> [Exercise requirements] Reproduce verbatim every line of the data below, from the first line through the line containing "x-tick-label: 2002: [356, 615, 403, 662]", including both.
start
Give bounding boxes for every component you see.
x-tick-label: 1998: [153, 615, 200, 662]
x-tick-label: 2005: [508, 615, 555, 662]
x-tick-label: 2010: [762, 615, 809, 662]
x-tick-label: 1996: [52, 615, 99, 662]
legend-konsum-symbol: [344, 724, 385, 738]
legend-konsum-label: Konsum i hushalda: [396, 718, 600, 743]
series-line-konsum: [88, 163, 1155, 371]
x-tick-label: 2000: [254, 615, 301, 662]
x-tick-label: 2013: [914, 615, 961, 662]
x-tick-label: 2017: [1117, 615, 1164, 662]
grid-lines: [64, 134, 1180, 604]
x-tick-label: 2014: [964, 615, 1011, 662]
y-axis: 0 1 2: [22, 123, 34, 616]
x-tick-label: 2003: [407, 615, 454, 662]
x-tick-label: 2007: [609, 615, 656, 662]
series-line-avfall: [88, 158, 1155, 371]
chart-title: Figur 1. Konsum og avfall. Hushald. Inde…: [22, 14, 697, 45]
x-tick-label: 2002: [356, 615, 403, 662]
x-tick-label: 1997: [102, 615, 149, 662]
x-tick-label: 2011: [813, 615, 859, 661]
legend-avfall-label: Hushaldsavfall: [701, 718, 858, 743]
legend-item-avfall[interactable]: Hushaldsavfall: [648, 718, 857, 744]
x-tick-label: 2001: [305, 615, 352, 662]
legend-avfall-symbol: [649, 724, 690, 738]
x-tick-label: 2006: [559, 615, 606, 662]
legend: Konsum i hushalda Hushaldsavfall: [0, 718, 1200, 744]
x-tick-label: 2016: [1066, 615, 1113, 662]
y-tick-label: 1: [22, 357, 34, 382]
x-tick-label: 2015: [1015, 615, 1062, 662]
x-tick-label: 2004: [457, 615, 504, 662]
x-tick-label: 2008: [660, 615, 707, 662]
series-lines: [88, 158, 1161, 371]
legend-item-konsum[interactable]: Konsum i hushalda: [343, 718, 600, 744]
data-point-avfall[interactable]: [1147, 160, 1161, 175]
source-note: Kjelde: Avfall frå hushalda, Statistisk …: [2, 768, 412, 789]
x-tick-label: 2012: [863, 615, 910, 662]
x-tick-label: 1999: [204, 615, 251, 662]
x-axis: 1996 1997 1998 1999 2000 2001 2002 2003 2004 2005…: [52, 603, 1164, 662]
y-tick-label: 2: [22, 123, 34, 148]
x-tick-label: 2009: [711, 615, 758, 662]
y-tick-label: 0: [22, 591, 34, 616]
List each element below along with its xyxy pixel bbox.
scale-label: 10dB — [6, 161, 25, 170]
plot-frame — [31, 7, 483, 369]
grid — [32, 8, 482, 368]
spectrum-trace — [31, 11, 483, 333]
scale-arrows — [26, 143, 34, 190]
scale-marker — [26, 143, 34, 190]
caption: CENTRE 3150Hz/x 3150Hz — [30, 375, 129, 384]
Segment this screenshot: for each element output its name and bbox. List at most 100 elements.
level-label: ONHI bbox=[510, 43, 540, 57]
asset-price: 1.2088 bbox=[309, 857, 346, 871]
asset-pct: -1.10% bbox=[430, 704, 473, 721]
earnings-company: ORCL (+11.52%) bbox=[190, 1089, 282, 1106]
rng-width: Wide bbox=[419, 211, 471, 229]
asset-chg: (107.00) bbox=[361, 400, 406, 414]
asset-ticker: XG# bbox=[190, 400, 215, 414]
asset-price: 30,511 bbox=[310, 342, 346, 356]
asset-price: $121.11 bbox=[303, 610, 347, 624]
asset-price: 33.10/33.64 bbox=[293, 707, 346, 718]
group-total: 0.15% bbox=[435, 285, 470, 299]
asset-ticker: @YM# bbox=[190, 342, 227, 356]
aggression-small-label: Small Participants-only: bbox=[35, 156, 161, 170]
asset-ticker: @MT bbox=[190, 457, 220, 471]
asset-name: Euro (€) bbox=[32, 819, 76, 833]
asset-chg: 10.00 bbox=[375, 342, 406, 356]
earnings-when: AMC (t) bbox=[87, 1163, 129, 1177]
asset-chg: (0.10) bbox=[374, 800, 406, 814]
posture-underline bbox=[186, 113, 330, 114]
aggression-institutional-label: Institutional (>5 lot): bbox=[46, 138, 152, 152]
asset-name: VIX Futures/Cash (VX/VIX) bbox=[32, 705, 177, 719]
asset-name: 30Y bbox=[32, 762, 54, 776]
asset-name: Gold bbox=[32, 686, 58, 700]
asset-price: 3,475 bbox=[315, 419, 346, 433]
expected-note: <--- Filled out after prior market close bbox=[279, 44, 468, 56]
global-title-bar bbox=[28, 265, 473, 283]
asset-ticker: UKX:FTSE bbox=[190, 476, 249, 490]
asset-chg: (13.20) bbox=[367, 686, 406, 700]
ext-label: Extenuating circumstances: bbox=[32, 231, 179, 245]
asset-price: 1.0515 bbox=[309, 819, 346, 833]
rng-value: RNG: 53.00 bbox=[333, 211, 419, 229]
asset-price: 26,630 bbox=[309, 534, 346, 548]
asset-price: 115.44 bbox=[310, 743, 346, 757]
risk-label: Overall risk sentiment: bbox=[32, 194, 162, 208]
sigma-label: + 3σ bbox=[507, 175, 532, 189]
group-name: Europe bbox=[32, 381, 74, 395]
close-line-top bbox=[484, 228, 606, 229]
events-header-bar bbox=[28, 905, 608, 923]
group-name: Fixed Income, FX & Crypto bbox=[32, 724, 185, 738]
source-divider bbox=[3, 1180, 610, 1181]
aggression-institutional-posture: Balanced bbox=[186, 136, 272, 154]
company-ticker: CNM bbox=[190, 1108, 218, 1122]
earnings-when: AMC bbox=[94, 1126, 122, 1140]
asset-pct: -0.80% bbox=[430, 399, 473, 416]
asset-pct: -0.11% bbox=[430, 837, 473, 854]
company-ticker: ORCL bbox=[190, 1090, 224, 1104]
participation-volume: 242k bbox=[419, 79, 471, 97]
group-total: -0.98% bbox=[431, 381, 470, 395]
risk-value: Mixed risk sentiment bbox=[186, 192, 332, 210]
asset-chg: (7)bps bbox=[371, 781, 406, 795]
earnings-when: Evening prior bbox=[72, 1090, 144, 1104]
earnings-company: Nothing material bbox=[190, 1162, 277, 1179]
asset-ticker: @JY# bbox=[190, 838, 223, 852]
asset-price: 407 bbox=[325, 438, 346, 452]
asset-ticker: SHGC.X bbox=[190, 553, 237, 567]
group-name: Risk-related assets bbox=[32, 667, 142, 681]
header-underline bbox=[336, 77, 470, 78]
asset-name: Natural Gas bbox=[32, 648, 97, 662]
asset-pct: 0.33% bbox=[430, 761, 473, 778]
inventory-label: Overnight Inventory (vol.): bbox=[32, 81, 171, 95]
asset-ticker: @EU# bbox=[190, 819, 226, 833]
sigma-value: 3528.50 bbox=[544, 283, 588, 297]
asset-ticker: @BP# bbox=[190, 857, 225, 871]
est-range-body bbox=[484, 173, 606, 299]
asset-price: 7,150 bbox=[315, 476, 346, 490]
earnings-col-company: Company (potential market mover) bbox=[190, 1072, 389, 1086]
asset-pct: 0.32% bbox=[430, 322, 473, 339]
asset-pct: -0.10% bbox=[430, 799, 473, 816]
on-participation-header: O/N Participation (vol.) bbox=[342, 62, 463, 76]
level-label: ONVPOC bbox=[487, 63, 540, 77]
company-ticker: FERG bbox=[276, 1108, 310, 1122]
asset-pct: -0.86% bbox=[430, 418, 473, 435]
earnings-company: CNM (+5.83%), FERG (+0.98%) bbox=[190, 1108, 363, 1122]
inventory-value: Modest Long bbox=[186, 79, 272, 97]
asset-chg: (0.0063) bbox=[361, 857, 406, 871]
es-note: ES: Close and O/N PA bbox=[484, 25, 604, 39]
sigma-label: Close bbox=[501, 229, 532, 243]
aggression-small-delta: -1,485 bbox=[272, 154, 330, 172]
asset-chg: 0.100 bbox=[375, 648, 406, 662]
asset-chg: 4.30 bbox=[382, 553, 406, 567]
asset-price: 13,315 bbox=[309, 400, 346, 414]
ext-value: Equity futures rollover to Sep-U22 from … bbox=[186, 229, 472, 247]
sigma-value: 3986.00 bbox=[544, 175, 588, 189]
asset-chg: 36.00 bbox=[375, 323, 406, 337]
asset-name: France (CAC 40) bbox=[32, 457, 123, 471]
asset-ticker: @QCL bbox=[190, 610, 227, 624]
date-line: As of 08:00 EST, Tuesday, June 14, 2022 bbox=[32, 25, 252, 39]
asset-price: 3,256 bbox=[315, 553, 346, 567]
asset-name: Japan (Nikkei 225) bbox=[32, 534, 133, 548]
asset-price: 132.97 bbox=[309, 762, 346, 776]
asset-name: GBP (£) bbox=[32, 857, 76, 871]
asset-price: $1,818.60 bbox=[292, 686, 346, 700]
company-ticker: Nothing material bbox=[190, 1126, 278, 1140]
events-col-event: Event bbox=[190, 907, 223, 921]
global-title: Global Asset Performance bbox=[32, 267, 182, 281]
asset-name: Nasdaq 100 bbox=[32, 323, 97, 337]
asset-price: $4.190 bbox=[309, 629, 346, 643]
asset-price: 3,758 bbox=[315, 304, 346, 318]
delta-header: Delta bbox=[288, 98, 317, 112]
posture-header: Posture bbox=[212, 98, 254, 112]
end
> [The response]
Give bounding boxes for every component you see.
x-tick-label: 1998: [153, 615, 200, 662]
x-tick-label: 2005: [508, 615, 555, 662]
x-tick-label: 2010: [762, 615, 809, 662]
x-tick-label: 1996: [52, 615, 99, 662]
legend-konsum-symbol: [344, 724, 385, 738]
legend-konsum-label: Konsum i hushalda: [396, 718, 600, 743]
series-line-konsum: [88, 163, 1155, 371]
x-tick-label: 2000: [254, 615, 301, 662]
x-tick-label: 2013: [914, 615, 961, 662]
x-tick-label: 2017: [1117, 615, 1164, 662]
grid-lines: [64, 134, 1180, 604]
x-tick-label: 2014: [964, 615, 1011, 662]
y-axis: 0 1 2: [22, 123, 34, 616]
x-tick-label: 2003: [407, 615, 454, 662]
x-tick-label: 2007: [609, 615, 656, 662]
series-line-avfall: [88, 158, 1155, 371]
chart-title: Figur 1. Konsum og avfall. Hushald. Inde…: [22, 14, 697, 45]
x-tick-label: 2002: [356, 615, 403, 662]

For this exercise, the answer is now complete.